Information provided:
.....

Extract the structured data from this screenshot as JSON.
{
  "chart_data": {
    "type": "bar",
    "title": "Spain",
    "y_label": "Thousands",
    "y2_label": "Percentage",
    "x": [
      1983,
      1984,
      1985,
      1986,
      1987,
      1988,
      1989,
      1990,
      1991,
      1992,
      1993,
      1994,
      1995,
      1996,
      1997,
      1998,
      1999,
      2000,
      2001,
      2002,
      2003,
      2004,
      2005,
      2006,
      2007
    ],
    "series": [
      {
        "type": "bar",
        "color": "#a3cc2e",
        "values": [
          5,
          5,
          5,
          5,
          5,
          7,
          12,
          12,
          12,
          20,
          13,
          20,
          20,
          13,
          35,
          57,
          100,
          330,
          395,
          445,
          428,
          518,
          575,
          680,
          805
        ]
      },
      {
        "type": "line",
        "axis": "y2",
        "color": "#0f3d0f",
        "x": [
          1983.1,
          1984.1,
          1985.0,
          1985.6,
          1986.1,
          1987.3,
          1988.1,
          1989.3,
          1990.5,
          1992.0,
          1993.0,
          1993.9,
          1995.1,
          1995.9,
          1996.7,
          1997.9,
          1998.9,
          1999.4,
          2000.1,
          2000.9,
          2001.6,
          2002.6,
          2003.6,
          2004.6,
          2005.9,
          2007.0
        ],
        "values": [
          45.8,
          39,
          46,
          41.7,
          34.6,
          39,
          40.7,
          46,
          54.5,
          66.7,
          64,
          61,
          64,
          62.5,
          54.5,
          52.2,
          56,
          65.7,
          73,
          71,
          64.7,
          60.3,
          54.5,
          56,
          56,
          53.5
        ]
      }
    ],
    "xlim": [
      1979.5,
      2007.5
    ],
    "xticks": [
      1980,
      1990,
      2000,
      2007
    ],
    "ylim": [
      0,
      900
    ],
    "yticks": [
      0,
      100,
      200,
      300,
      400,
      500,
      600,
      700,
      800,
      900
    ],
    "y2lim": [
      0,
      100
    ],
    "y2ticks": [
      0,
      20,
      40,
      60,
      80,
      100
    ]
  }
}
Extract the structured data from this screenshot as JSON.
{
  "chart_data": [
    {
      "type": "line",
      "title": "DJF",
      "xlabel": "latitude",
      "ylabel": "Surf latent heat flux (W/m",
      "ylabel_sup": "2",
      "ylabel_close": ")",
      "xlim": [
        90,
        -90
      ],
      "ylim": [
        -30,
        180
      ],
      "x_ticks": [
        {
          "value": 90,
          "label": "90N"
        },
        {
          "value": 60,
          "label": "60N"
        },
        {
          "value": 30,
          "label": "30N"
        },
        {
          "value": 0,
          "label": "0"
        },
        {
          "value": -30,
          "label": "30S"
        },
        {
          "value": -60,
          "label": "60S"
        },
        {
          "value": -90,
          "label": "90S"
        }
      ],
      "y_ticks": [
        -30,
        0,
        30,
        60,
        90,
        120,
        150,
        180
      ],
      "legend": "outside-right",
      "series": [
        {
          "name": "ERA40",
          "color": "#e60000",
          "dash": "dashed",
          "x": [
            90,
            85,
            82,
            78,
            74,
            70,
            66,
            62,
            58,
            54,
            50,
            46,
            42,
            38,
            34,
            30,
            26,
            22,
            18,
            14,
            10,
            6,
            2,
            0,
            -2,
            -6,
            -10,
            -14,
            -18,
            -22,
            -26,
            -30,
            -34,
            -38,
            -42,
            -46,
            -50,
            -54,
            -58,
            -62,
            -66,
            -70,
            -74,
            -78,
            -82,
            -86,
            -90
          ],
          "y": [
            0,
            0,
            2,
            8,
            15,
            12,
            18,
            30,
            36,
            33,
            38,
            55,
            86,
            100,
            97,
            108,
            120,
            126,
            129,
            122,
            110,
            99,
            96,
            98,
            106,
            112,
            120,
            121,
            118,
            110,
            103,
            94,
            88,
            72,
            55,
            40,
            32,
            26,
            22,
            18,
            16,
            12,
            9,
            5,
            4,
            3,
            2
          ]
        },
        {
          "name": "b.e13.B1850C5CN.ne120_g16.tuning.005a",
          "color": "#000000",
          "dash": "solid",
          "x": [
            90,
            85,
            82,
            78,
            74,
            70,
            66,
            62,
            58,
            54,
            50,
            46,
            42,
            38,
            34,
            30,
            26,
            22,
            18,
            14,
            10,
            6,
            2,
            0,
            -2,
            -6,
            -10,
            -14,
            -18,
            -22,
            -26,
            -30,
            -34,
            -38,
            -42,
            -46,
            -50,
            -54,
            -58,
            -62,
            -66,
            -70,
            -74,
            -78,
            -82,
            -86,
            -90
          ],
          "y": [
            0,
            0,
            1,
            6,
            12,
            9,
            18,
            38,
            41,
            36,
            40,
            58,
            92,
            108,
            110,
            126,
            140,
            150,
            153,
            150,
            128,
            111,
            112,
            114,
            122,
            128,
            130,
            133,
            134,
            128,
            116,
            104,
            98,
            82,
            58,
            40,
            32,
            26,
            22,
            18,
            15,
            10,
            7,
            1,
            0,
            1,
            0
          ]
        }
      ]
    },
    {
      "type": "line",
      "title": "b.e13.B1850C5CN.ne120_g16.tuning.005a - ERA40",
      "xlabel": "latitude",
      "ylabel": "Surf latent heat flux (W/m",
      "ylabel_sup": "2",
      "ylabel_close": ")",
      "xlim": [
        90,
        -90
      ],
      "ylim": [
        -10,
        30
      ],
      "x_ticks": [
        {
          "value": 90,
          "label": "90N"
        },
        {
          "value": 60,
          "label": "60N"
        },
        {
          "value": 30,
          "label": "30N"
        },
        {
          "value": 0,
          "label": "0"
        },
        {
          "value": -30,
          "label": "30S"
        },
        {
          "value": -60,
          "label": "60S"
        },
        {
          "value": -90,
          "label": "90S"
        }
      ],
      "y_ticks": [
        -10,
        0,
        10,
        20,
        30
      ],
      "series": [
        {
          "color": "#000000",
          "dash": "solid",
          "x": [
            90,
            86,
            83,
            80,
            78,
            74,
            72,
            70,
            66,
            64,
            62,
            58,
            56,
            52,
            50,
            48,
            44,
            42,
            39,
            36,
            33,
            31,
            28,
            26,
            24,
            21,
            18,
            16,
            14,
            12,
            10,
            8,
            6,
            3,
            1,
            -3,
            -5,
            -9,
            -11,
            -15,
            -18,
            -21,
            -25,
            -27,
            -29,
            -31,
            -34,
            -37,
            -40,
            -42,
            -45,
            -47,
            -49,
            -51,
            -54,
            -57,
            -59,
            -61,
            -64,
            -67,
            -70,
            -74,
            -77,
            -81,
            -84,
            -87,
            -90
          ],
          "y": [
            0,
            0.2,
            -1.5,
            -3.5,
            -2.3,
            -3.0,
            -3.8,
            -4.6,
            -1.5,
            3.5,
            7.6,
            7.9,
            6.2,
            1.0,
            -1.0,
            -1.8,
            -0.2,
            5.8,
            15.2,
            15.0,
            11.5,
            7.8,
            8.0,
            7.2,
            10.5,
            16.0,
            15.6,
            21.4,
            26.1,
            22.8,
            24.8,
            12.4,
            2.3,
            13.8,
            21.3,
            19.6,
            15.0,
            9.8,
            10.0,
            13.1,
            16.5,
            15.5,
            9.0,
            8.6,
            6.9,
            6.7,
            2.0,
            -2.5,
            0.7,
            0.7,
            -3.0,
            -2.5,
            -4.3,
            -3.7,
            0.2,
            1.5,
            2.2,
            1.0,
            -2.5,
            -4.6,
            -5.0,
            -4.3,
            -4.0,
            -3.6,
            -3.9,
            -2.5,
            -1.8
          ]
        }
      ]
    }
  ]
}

.....

The request:
Hand back the material above in full, exactly as written.

Result:
Extract the structured data from this screenshot as JSON.
{
  "chart_data": {
    "type": "bar",
    "title": "Spain",
    "y_label": "Thousands",
    "y2_label": "Percentage",
    "x": [
      1983,
      1984,
      1985,
      1986,
      1987,
      1988,
      1989,
      1990,
      1991,
      1992,
      1993,
      1994,
      1995,
      1996,
      1997,
      1998,
      1999,
      2000,
      2001,
      2002,
      2003,
      2004,
      2005,
      2006,
      2007
    ],
    "series": [
      {
        "type": "bar",
        "color": "#a3cc2e",
        "values": [
          5,
          5,
          5,
          5,
          5,
          7,
          12,
          12,
          12,
          20,
          13,
          20,
          20,
          13,
          35,
          57,
          100,
          330,
          395,
          445,
          428,
          518,
          575,
          680,
          805
        ]
      },
      {
        "type": "line",
        "axis": "y2",
        "color": "#0f3d0f",
        "x": [
          1983.1,
          1984.1,
          1985.0,
          1985.6,
          1986.1,
          1987.3,
          1988.1,
          1989.3,
          1990.5,
          1992.0,
          1993.0,
          1993.9,
          1995.1,
          1995.9,
          1996.7,
          1997.9,
          1998.9,
          1999.4,
          2000.1,
          2000.9,
          2001.6,
          2002.6,
          2003.6,
          2004.6,
          2005.9,
          2007.0
        ],
        "values": [
          45.8,
          39,
          46,
          41.7,
          34.6,
          39,
          40.7,
          46,
          54.5,
          66.7,
          64,
          61,
          64,
          62.5,
          54.5,
          52.2,
          56,
          65.7,
          73,
          71,
          64.7,
          60.3,
          54.5,
          56,
          56,
          53.5
        ]
      }
    ],
    "xlim": [
      1979.5,
      2007.5
    ],
    "xticks": [
      1980,
      1990,
      2000,
      2007
    ],
    "ylim": [
      0,
      900
    ],
    "yticks": [
      0,
      100,
      200,
      300,
      400,
      500,
      600,
      700,
      800,
      900
    ],
    "y2lim": [
      0,
      100
    ],
    "y2ticks": [
      0,
      20,
      40,
      60,
      80,
      100
    ]
  }
}
Extract the structured data from this screenshot as JSON.
{
  "chart_data": [
    {
      "type": "line",
      "title": "DJF",
      "xlabel": "latitude",
      "ylabel": "Surf latent heat flux (W/m",
      "ylabel_sup": "2",
      "ylabel_close": ")",
      "xlim": [
        90,
        -90
      ],
      "ylim": [
        -30,
        180
      ],
      "x_ticks": [
        {
          "value": 90,
          "label": "90N"
        },
        {
          "value": 60,
          "label": "60N"
        },
        {
          "value": 30,
          "label": "30N"
        },
        {
          "value": 0,
          "label": "0"
        },
        {
          "value": -30,
          "label": "30S"
        },
        {
          "value": -60,
          "label": "60S"
        },
        {
          "value": -90,
          "label": "90S"
        }
      ],
      "y_ticks": [
        -30,
        0,
        30,
        60,
        90,
        120,
        150,
        180
      ],
      "legend": "outside-right",
      "series": [
        {
          "name": "ERA40",
          "color": "#e60000",
          "dash": "dashed",
          "x": [
            90,
            85,
            82,
            78,
            74,
            70,
            66,
            62,
            58,
            54,
            50,
            46,
            42,
            38,
            34,
            30,
            26,
            22,
            18,
            14,
            10,
            6,
            2,
            0,
            -2,
            -6,
            -10,
            -14,
            -18,
            -22,
            -26,
            -30,
            -34,
            -38,
            -42,
            -46,
            -50,
            -54,
            -58,
            -62,
            -66,
            -70,
            -74,
            -78,
            -82,
            -86,
            -90
          ],
          "y": [
            0,
            0,
            2,
            8,
            15,
            12,
            18,
            30,
            36,
            33,
            38,
            55,
            86,
            100,
            97,
            108,
            120,
            126,
            129,
            122,
            110,
            99,
            96,
            98,
            106,
            112,
            120,
            121,
            118,
            110,
            103,
            94,
            88,
            72,
            55,
            40,
            32,
            26,
            22,
            18,
            16,
            12,
            9,
            5,
            4,
            3,
            2
          ]
        },
        {
          "name": "b.e13.B1850C5CN.ne120_g16.tuning.005a",
          "color": "#000000",
          "dash": "solid",
          "x": [
            90,
            85,
            82,
            78,
            74,
            70,
            66,
            62,
            58,
            54,
            50,
            46,
            42,
            38,
            34,
            30,
            26,
            22,
            18,
            14,
            10,
            6,
            2,
            0,
            -2,
            -6,
            -10,
            -14,
            -18,
            -22,
            -26,
            -30,
            -34,
            -38,
            -42,
            -46,
            -50,
            -54,
            -58,
            -62,
            -66,
            -70,
            -74,
            -78,
            -82,
            -86,
            -90
          ],
          "y": [
            0,
            0,
            1,
            6,
            12,
            9,
            18,
            38,
            41,
            36,
            40,
            58,
            92,
            108,
            110,
            126,
            140,
            150,
            153,
            150,
            128,
            111,
            112,
            114,
            122,
            128,
            130,
            133,
            134,
            128,
            116,
            104,
            98,
            82,
            58,
            40,
            32,
            26,
            22,
            18,
            15,
            10,
            7,
            1,
            0,
            1,
            0
          ]
        }
      ]
    },
    {
      "type": "line",
      "title": "b.e13.B1850C5CN.ne120_g16.tuning.005a - ERA40",
      "xlabel": "latitude",
      "ylabel": "Surf latent heat flux (W/m",
      "ylabel_sup": "2",
      "ylabel_close": ")",
      "xlim": [
        90,
        -90
      ],
      "ylim": [
        -10,
        30
      ],
      "x_ticks": [
        {
          "value": 90,
          "label": "90N"
        },
        {
          "value": 60,
          "label": "60N"
        },
        {
          "value": 30,
          "label": "30N"
        },
        {
          "value": 0,
          "label": "0"
        },
        {
          "value": -30,
          "label": "30S"
        },
        {
          "value": -60,
          "label": "60S"
        },
        {
          "value": -90,
          "label": "90S"
        }
      ],
      "y_ticks": [
        -10,
        0,
        10,
        20,
        30
      ],
      "series": [
        {
          "color": "#000000",
          "dash": "solid",
          "x": [
            90,
            86,
            83,
            80,
            78,
            74,
            72,
            70,
            66,
            64,
            62,
            58,
            56,
            52,
            50,
            48,
            44,
            42,
            39,
            36,
            33,
            31,
            28,
            26,
            24,
            21,
            18,
            16,
            14,
            12,
            10,
            8,
            6,
            3,
            1,
            -3,
            -5,
            -9,
            -11,
            -15,
            -18,
            -21,
            -25,
            -27,
            -29,
            -31,
            -34,
            -37,
            -40,
            -42,
            -45,
            -47,
            -49,
            -51,
            -54,
            -57,
            -59,
            -61,
            -64,
            -67,
            -70,
            -74,
            -77,
            -81,
            -84,
            -87,
            -90
          ],
          "y": [
            0,
            0.2,
            -1.5,
            -3.5,
            -2.3,
            -3.0,
            -3.8,
            -4.6,
            -1.5,
            3.5,
            7.6,
            7.9,
            6.2,
            1.0,
            -1.0,
            -1.8,
            -0.2,
            5.8,
            15.2,
            15.0,
            11.5,
            7.8,
            8.0,
            7.2,
            10.5,
            16.0,
            15.6,
            21.4,
            26.1,
            22.8,
            24.8,
            12.4,
            2.3,
            13.8,
            21.3,
            19.6,
            15.0,
            9.8,
            10.0,
            13.1,
            16.5,
            15.5,
            9.0,
            8.6,
            6.9,
            6.7,
            2.0,
            -2.5,
            0.7,
            0.7,
            -3.0,
            -2.5,
            -4.3,
            -3.7,
            0.2,
            1.5,
            2.2,
            1.0,
            -2.5,
            -4.6,
            -5.0,
            -4.3,
            -4.0,
            -3.6,
            -3.9,
            -2.5,
            -1.8
          ]
        }
      ]
    }
  ]
}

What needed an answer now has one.